• **Exercise description**
Identify every line containing the word "Mikuláš" and reproduce each one.

——————

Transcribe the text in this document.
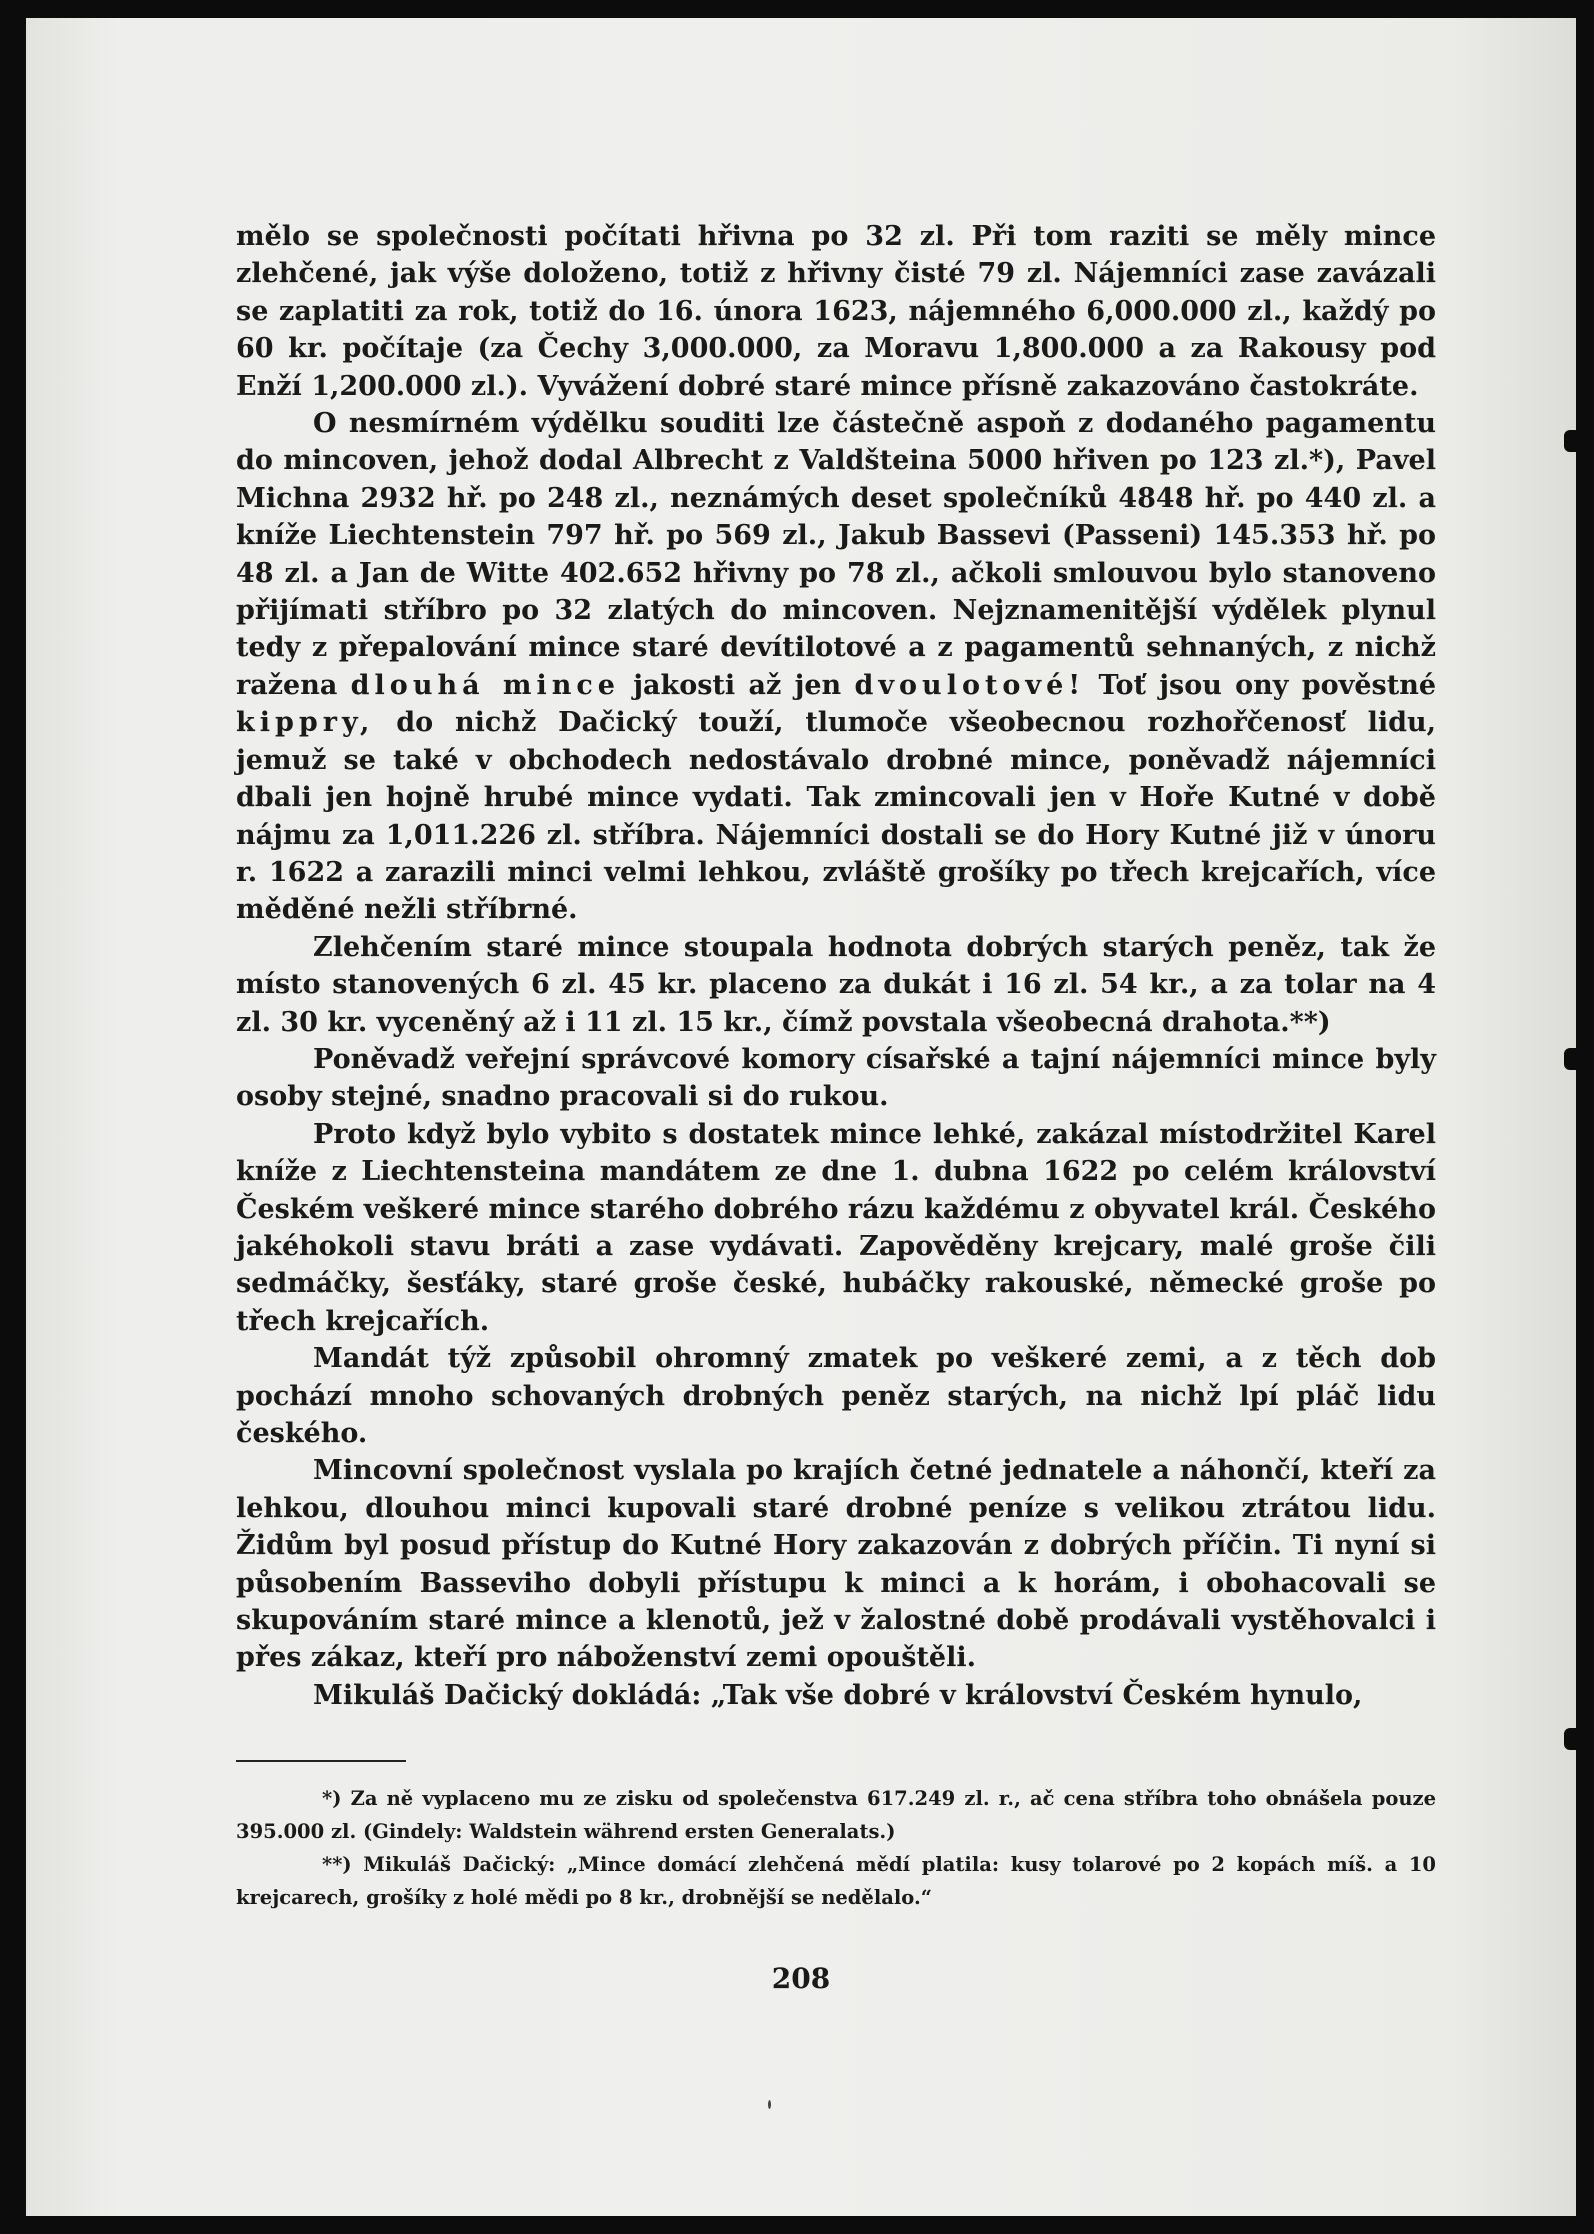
mělo se společnosti počítati hřivna po 32 zl. Při tom raziti se měly mince zlehčené, jak výše doloženo, totiž z hřivny čisté 79 zl. Nájemníci zase zavázali se zaplatiti za rok, totiž do 16. února 1623, nájemného 6,000.000 zl., každý po 60 kr. počítaje (za Čechy 3,000.000, za Moravu 1,800.000 a za Rakousy pod Enží 1,200.000 zl.). Vyvážení dobré staré mince přísně zakazováno častokráte.

O nesmírném výdělku souditi lze částečně aspoň z dodaného pagamentu do mincoven, jehož dodal Albrecht z Valdšteina 5000 hřiven po 123 zl.*), Pavel Michna 2932 hř. po 248 zl., neznámých deset společníků 4848 hř. po 440 zl. a kníže Liechtenstein 797 hř. po 569 zl., Jakub Bassevi (Passeni) 145.353 hř. po 48 zl. a Jan de Witte 402.652 hřivny po 78 zl., ačkoli smlouvou bylo stanoveno přijímati stříbro po 32 zlatých do mincoven. Nejznamenitější výdělek plynul tedy z přepalování mince staré devítilotové a z pagamentů sehnaných, z nichž ražena dlouhá mince jakosti až jen dvoulotové! Toť jsou ony pověstné kippry, do nichž Dačický touží, tlumoče všeobecnou rozhořčenosť lidu, jemuž se také v obchodech nedostávalo drobné mince, poněvadž nájemníci dbali jen hojně hrubé mince vydati. Tak zmincovali jen v Hoře Kutné v době nájmu za 1,011.226 zl. stříbra. Nájemníci dostali se do Hory Kutné již v únoru r. 1622 a zarazili minci velmi lehkou, zvláště grošíky po třech krejcařích, více měděné nežli stříbrné.

Zlehčením staré mince stoupala hodnota dobrých starých peněz, tak že místo stanovených 6 zl. 45 kr. placeno za dukát i 16 zl. 54 kr., a za tolar na 4 zl. 30 kr. vyceněný až i 11 zl. 15 kr., čímž povstala všeobecná drahota.**)

Poněvadž veřejní správcové komory císařské a tajní nájemníci mince byly osoby stejné, snadno pracovali si do rukou.

Proto když bylo vybito s dostatek mince lehké, zakázal místodržitel Karel kníže z Liechtensteina mandátem ze dne 1. dubna 1622 po celém království Českém veškeré mince starého dobrého rázu každému z obyvatel král. Českého jakéhokoli stavu bráti a zase vydávati. Zapověděny krejcary, malé groše čili sedmáčky, šesťáky, staré groše české, hubáčky rakouské, německé groše po třech krejcařích.

Mandát týž způsobil ohromný zmatek po veškeré zemi, a z těch dob pochází mnoho schovaných drobných peněz starých, na nichž lpí pláč lidu českého.

Mincovní společnost vyslala po krajích četné jednatele a náhončí, kteří za lehkou, dlouhou minci kupovali staré drobné peníze s velikou ztrátou lidu. Židům byl posud přístup do Kutné Hory zakazován z dobrých příčin. Ti nyní si působením Basseviho dobyli přístupu k minci a k horám, i obohacovali se skupováním staré mince a klenotů, jež v žalostné době prodávali vystěhovalci i přes zákaz, kteří pro náboženství zemi opouštěli.

Mikuláš Dačický dokládá: „Tak vše dobré v království Českém hynulo,

*) Za ně vyplaceno mu ze zisku od společenstva 617.249 zl. r., ač cena stříbra toho obnášela pouze 395.000 zl. (Gindely: Waldstein während ersten Generalats.)

**) Mikuláš Dačický: „Mince domácí zlehčená mědí platila: kusy tolarové po 2 kopách míš. a 10 krejcarech, grošíky z holé mědi po 8 kr., drobnější se nedělalo.“

208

——————

• **Expected answer**
Mikuláš Dačický dokládá: „Tak vše dobré v království Českém hynulo,
**) Mikuláš Dačický: „Mince domácí zlehčená mědí platila: kusy tolarové po 2 kopách míš. a 10 krejcarech, grošíky z holé mědi po 8 kr., drobnější se nedělalo.“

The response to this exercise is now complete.